Spatial annotation rows
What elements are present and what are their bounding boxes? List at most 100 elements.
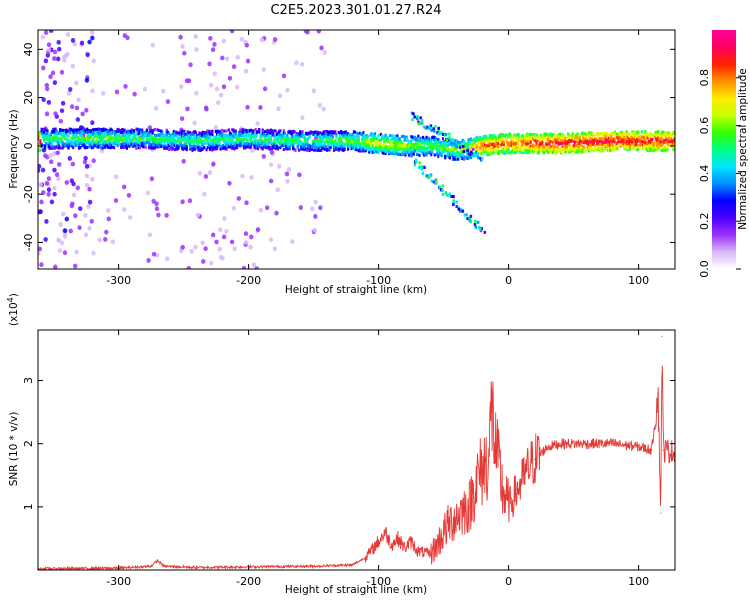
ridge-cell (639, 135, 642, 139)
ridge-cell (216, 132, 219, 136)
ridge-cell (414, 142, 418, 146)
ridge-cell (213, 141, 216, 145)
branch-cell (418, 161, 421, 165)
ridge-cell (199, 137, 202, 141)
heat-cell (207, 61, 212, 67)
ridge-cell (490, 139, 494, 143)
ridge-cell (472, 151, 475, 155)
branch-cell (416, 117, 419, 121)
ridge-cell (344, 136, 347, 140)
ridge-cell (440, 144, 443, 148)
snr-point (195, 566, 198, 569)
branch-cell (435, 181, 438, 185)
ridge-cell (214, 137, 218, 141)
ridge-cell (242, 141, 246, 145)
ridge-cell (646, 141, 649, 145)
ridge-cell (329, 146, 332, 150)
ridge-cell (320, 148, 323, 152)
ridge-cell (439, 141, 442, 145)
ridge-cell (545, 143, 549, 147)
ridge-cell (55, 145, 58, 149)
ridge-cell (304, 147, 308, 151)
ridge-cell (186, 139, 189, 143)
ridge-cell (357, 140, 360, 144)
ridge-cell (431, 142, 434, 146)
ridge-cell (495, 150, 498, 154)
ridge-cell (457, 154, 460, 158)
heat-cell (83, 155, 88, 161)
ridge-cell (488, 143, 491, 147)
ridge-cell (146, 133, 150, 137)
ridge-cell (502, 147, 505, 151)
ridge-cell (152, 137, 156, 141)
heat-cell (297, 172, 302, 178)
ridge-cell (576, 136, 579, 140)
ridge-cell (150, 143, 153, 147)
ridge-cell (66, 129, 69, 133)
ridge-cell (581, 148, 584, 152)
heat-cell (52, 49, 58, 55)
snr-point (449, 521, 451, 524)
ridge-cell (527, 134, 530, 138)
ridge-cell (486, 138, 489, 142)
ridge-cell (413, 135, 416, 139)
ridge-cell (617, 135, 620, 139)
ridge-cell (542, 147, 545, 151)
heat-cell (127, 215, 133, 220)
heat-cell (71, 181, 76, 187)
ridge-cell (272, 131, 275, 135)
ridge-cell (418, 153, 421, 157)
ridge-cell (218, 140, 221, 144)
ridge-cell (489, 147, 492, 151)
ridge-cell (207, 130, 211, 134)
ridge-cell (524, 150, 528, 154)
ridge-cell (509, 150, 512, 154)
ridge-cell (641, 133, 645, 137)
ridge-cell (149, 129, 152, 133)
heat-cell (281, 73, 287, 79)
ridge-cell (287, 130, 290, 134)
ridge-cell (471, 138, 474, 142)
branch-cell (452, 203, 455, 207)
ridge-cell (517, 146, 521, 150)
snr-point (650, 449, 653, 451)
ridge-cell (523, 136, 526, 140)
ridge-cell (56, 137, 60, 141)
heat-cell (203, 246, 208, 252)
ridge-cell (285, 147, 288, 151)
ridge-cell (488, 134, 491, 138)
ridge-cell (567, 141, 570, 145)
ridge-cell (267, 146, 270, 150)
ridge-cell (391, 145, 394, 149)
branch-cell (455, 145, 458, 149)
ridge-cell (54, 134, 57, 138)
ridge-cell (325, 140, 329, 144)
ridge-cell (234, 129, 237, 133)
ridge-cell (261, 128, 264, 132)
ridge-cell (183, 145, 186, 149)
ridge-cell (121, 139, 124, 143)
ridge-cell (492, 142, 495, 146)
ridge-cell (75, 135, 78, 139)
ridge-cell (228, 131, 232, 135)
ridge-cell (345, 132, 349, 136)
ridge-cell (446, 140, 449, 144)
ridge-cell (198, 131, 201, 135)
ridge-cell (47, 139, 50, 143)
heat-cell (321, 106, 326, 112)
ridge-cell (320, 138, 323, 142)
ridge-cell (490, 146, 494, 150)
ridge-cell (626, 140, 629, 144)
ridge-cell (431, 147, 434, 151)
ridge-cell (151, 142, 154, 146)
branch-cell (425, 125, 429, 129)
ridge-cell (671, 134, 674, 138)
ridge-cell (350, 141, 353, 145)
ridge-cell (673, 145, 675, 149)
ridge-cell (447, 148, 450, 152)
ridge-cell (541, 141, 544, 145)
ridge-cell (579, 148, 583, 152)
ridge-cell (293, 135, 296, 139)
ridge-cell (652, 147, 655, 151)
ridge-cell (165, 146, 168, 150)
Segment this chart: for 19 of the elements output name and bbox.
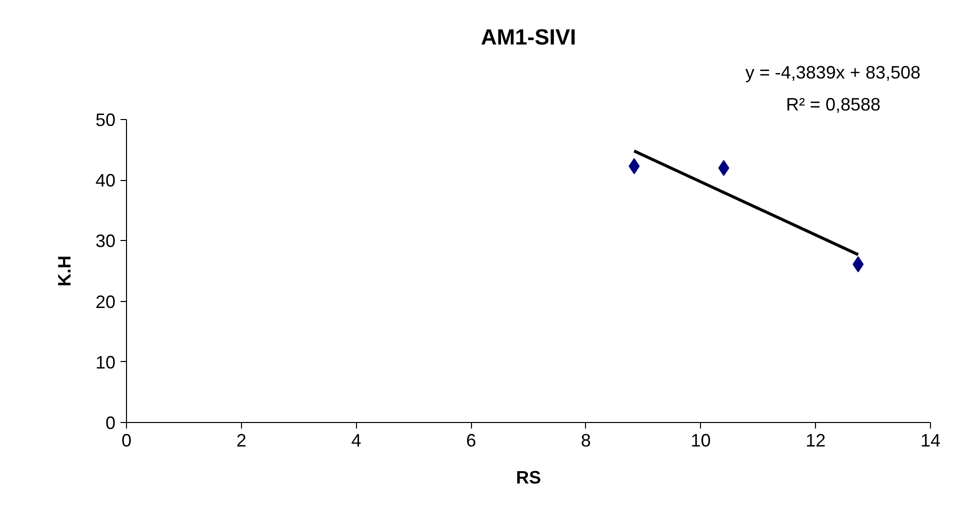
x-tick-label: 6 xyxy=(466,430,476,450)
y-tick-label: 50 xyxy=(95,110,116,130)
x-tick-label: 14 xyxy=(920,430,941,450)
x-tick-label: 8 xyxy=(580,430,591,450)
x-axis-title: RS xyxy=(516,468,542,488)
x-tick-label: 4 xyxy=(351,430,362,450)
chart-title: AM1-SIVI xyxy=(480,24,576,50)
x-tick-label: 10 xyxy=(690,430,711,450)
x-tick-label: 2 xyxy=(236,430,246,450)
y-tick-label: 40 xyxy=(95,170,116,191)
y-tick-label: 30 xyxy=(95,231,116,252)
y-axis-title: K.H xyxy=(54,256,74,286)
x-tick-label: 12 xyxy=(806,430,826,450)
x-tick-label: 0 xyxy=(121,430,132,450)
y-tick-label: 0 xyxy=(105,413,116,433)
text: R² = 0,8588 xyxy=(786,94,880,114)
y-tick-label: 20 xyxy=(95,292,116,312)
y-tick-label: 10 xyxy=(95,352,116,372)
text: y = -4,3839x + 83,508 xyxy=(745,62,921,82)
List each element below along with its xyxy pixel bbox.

## WHAT TO WORK ON
Convert every line of the rows above into a JSON list of strings, one string per line, skipping blank lines. Leave out the picture lines.

## REPLY TO THE EXERCISE
[
  "What elements are present and what are their bounding boxes? List at most 100 elements.",
  "ridge-cell (639, 135, 642, 139)",
  "ridge-cell (216, 132, 219, 136)",
  "ridge-cell (414, 142, 418, 146)",
  "ridge-cell (213, 141, 216, 145)",
  "branch-cell (418, 161, 421, 165)",
  "ridge-cell (199, 137, 202, 141)",
  "heat-cell (207, 61, 212, 67)",
  "ridge-cell (490, 139, 494, 143)",
  "ridge-cell (472, 151, 475, 155)",
  "branch-cell (416, 117, 419, 121)",
  "ridge-cell (344, 136, 347, 140)",
  "ridge-cell (440, 144, 443, 148)",
  "snr-point (195, 566, 198, 569)",
  "branch-cell (435, 181, 438, 185)",
  "ridge-cell (214, 137, 218, 141)",
  "ridge-cell (242, 141, 246, 145)",
  "ridge-cell (646, 141, 649, 145)",
  "ridge-cell (329, 146, 332, 150)",
  "ridge-cell (320, 148, 323, 152)",
  "ridge-cell (439, 141, 442, 145)",
  "ridge-cell (545, 143, 549, 147)",
  "ridge-cell (55, 145, 58, 149)",
  "ridge-cell (304, 147, 308, 151)",
  "ridge-cell (186, 139, 189, 143)",
  "ridge-cell (357, 140, 360, 144)",
  "ridge-cell (431, 142, 434, 146)",
  "ridge-cell (495, 150, 498, 154)",
  "ridge-cell (457, 154, 460, 158)",
  "heat-cell (83, 155, 88, 161)",
  "ridge-cell (488, 143, 491, 147)",
  "ridge-cell (146, 133, 150, 137)",
  "ridge-cell (502, 147, 505, 151)",
  "ridge-cell (152, 137, 156, 141)",
  "heat-cell (297, 172, 302, 178)",
  "ridge-cell (576, 136, 579, 140)",
  "ridge-cell (150, 143, 153, 147)",
  "ridge-cell (66, 129, 69, 133)",
  "ridge-cell (581, 148, 584, 152)",
  "heat-cell (52, 49, 58, 55)",
  "snr-point (449, 521, 451, 524)",
  "ridge-cell (527, 134, 530, 138)",
  "ridge-cell (486, 138, 489, 142)",
  "ridge-cell (413, 135, 416, 139)",
  "ridge-cell (617, 135, 620, 139)",
  "ridge-cell (542, 147, 545, 151)",
  "heat-cell (127, 215, 133, 220)",
  "heat-cell (71, 181, 76, 187)",
  "ridge-cell (272, 131, 275, 135)",
  "ridge-cell (418, 153, 421, 157)",
  "ridge-cell (218, 140, 221, 144)",
  "ridge-cell (489, 147, 492, 151)",
  "ridge-cell (207, 130, 211, 134)",
  "ridge-cell (524, 150, 528, 154)",
  "ridge-cell (509, 150, 512, 154)",
  "ridge-cell (641, 133, 645, 137)",
  "ridge-cell (149, 129, 152, 133)",
  "heat-cell (281, 73, 287, 79)",
  "ridge-cell (287, 130, 290, 134)",
  "ridge-cell (471, 138, 474, 142)",
  "branch-cell (452, 203, 455, 207)",
  "ridge-cell (517, 146, 521, 150)",
  "snr-point (650, 449, 653, 451)",
  "ridge-cell (523, 136, 526, 140)",
  "ridge-cell (56, 137, 60, 141)",
  "heat-cell (203, 246, 208, 252)",
  "ridge-cell (285, 147, 288, 151)",
  "ridge-cell (488, 134, 491, 138)",
  "ridge-cell (567, 141, 570, 145)",
  "ridge-cell (267, 146, 270, 150)",
  "ridge-cell (391, 145, 394, 149)",
  "branch-cell (455, 145, 458, 149)",
  "ridge-cell (54, 134, 57, 138)",
  "ridge-cell (325, 140, 329, 144)",
  "ridge-cell (234, 129, 237, 133)",
  "ridge-cell (261, 128, 264, 132)",
  "ridge-cell (183, 145, 186, 149)",
  "ridge-cell (121, 139, 124, 143)",
  "ridge-cell (492, 142, 495, 146)",
  "ridge-cell (75, 135, 78, 139)",
  "ridge-cell (228, 131, 232, 135)",
  "ridge-cell (345, 132, 349, 136)",
  "ridge-cell (446, 140, 449, 144)",
  "ridge-cell (198, 131, 201, 135)",
  "ridge-cell (47, 139, 50, 143)",
  "heat-cell (321, 106, 326, 112)",
  "ridge-cell (320, 138, 323, 142)",
  "ridge-cell (490, 146, 494, 150)",
  "ridge-cell (626, 140, 629, 144)",
  "ridge-cell (431, 147, 434, 151)",
  "ridge-cell (151, 142, 154, 146)",
  "branch-cell (425, 125, 429, 129)",
  "ridge-cell (671, 134, 674, 138)",
  "ridge-cell (350, 141, 353, 145)",
  "ridge-cell (673, 145, 675, 149)",
  "ridge-cell (447, 148, 450, 152)",
  "ridge-cell (541, 141, 544, 145)",
  "ridge-cell (579, 148, 583, 152)",
  "ridge-cell (293, 135, 296, 139)",
  "ridge-cell (652, 147, 655, 151)",
  "ridge-cell (165, 146, 168, 150)",
  "Segment this chart: for 19 of the elements output name and bbox.",
  "x-tick-label: 6 xyxy=(466,430,476,450)",
  "y-tick-label: 50 xyxy=(95,110,116,130)",
  "x-tick-label: 14 xyxy=(920,430,941,450)",
  "x-tick-label: 8 xyxy=(580,430,591,450)",
  "x-axis-title: RS xyxy=(516,468,542,488)",
  "x-tick-label: 4 xyxy=(351,430,362,450)",
  "chart-title: AM1-SIVI xyxy=(480,24,576,50)",
  "x-tick-label: 10 xyxy=(690,430,711,450)",
  "x-tick-label: 2 xyxy=(236,430,246,450)",
  "y-tick-label: 40 xyxy=(95,170,116,191)",
  "y-tick-label: 30 xyxy=(95,231,116,252)",
  "y-axis-title: K.H xyxy=(54,256,74,286)",
  "x-tick-label: 12 xyxy=(806,430,826,450)",
  "x-tick-label: 0 xyxy=(121,430,132,450)",
  "y-tick-label: 0 xyxy=(105,413,116,433)",
  "text: R² = 0,8588 xyxy=(786,94,880,114)",
  "y-tick-label: 20 xyxy=(95,292,116,312)",
  "y-tick-label: 10 xyxy=(95,352,116,372)",
  "text: y = -4,3839x + 83,508 xyxy=(745,62,921,82)",
  "List each element below along with its xyxy pixel bbox."
]